_Instruction_
Figure out how many lines of the material below contain the word "August". Answer with the number only.

_Provided material_
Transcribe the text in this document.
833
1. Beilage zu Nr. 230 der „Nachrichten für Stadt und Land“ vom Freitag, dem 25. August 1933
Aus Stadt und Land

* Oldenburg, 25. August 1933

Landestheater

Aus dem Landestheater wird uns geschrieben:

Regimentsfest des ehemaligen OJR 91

_Worked answer_
2